INSTRUCTIONS TO FOLLOW
Could you extract every entry below and reproduce it exactly?

+++

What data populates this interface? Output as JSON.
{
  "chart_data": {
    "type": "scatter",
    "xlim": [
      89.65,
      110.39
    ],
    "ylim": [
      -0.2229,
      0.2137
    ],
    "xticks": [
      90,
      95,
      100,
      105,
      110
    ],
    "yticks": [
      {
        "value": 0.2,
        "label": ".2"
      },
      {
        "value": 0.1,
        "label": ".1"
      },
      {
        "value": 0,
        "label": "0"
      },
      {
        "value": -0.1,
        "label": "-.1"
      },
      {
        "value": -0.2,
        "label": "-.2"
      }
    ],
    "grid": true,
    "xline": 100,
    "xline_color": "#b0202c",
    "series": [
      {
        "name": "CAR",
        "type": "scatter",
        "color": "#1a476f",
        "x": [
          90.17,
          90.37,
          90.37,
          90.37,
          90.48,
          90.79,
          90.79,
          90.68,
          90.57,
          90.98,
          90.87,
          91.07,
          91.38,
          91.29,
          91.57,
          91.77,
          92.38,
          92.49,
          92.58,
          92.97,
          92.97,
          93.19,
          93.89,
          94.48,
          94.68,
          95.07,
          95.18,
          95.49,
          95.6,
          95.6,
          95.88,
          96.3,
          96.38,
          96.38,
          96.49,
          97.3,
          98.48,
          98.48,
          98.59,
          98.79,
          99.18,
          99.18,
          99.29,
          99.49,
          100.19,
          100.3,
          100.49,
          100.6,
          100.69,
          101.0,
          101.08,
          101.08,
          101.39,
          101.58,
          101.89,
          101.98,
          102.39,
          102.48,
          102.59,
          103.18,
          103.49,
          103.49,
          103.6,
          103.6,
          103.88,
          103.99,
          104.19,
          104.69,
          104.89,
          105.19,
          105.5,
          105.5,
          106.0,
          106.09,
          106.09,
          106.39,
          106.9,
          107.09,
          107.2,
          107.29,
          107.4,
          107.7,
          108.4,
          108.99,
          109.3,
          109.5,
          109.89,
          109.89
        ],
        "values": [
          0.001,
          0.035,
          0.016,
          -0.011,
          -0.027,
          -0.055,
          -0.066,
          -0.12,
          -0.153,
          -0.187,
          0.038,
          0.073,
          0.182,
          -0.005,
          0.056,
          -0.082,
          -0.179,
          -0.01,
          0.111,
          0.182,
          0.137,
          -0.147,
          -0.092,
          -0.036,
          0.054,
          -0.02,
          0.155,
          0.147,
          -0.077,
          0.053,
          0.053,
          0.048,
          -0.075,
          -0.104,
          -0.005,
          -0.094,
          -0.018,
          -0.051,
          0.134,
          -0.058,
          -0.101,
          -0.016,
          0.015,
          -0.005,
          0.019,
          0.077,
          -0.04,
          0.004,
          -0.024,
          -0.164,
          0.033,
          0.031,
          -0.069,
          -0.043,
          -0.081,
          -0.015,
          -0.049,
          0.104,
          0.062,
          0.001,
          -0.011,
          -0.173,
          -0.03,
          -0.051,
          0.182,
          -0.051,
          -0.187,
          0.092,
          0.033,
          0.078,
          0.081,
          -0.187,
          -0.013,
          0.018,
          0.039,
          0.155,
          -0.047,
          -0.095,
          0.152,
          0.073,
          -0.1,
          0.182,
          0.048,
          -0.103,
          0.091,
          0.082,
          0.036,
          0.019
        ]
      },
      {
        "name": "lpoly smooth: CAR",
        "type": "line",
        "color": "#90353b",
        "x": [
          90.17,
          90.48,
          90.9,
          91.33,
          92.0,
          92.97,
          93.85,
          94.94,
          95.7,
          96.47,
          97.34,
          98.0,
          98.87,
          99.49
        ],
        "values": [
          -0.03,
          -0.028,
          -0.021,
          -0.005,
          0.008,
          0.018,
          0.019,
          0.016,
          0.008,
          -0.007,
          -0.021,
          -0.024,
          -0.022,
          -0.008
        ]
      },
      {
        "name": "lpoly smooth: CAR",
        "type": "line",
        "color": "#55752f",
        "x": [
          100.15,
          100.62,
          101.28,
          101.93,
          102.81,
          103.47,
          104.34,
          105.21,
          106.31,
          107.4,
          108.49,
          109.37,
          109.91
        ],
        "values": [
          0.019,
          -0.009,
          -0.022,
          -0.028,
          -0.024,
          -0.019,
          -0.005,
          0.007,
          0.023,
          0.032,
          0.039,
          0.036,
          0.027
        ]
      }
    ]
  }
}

+++

PROBLEM SOLUTION
What data populates this interface? Output as JSON.
{
  "chart_data": {
    "type": "scatter",
    "xlim": [
      89.65,
      110.39
    ],
    "ylim": [
      -0.2229,
      0.2137
    ],
    "xticks": [
      90,
      95,
      100,
      105,
      110
    ],
    "yticks": [
      {
        "value": 0.2,
        "label": ".2"
      },
      {
        "value": 0.1,
        "label": ".1"
      },
      {
        "value": 0,
        "label": "0"
      },
      {
        "value": -0.1,
        "label": "-.1"
      },
      {
        "value": -0.2,
        "label": "-.2"
      }
    ],
    "grid": true,
    "xline": 100,
    "xline_color": "#b0202c",
    "series": [
      {
        "name": "CAR",
        "type": "scatter",
        "color": "#1a476f",
        "x": [
          90.17,
          90.37,
          90.37,
          90.37,
          90.48,
          90.79,
          90.79,
          90.68,
          90.57,
          90.98,
          90.87,
          91.07,
          91.38,
          91.29,
          91.57,
          91.77,
          92.38,
          92.49,
          92.58,
          92.97,
          92.97,
          93.19,
          93.89,
          94.48,
          94.68,
          95.07,
          95.18,
          95.49,
          95.6,
          95.6,
          95.88,
          96.3,
          96.38,
          96.38,
          96.49,
          97.3,
          98.48,
          98.48,
          98.59,
          98.79,
          99.18,
          99.18,
          99.29,
          99.49,
          100.19,
          100.3,
          100.49,
          100.6,
          100.69,
          101.0,
          101.08,
          101.08,
          101.39,
          101.58,
          101.89,
          101.98,
          102.39,
          102.48,
          102.59,
          103.18,
          103.49,
          103.49,
          103.6,
          103.6,
          103.88,
          103.99,
          104.19,
          104.69,
          104.89,
          105.19,
          105.5,
          105.5,
          106.0,
          106.09,
          106.09,
          106.39,
          106.9,
          107.09,
          107.2,
          107.29,
          107.4,
          107.7,
          108.4,
          108.99,
          109.3,
          109.5,
          109.89,
          109.89
        ],
        "values": [
          0.001,
          0.035,
          0.016,
          -0.011,
          -0.027,
          -0.055,
          -0.066,
          -0.12,
          -0.153,
          -0.187,
          0.038,
          0.073,
          0.182,
          -0.005,
          0.056,
          -0.082,
          -0.179,
          -0.01,
          0.111,
          0.182,
          0.137,
          -0.147,
          -0.092,
          -0.036,
          0.054,
          -0.02,
          0.155,
          0.147,
          -0.077,
          0.053,
          0.053,
          0.048,
          -0.075,
          -0.104,
          -0.005,
          -0.094,
          -0.018,
          -0.051,
          0.134,
          -0.058,
          -0.101,
          -0.016,
          0.015,
          -0.005,
          0.019,
          0.077,
          -0.04,
          0.004,
          -0.024,
          -0.164,
          0.033,
          0.031,
          -0.069,
          -0.043,
          -0.081,
          -0.015,
          -0.049,
          0.104,
          0.062,
          0.001,
          -0.011,
          -0.173,
          -0.03,
          -0.051,
          0.182,
          -0.051,
          -0.187,
          0.092,
          0.033,
          0.078,
          0.081,
          -0.187,
          -0.013,
          0.018,
          0.039,
          0.155,
          -0.047,
          -0.095,
          0.152,
          0.073,
          -0.1,
          0.182,
          0.048,
          -0.103,
          0.091,
          0.082,
          0.036,
          0.019
        ]
      },
      {
        "name": "lpoly smooth: CAR",
        "type": "line",
        "color": "#90353b",
        "x": [
          90.17,
          90.48,
          90.9,
          91.33,
          92.0,
          92.97,
          93.85,
          94.94,
          95.7,
          96.47,
          97.34,
          98.0,
          98.87,
          99.49
        ],
        "values": [
          -0.03,
          -0.028,
          -0.021,
          -0.005,
          0.008,
          0.018,
          0.019,
          0.016,
          0.008,
          -0.007,
          -0.021,
          -0.024,
          -0.022,
          -0.008
        ]
      },
      {
        "name": "lpoly smooth: CAR",
        "type": "line",
        "color": "#55752f",
        "x": [
          100.15,
          100.62,
          101.28,
          101.93,
          102.81,
          103.47,
          104.34,
          105.21,
          106.31,
          107.4,
          108.49,
          109.37,
          109.91
        ],
        "values": [
          0.019,
          -0.009,
          -0.022,
          -0.028,
          -0.024,
          -0.019,
          -0.005,
          0.007,
          0.023,
          0.032,
          0.039,
          0.036,
          0.027
        ]
      }
    ]
  }
}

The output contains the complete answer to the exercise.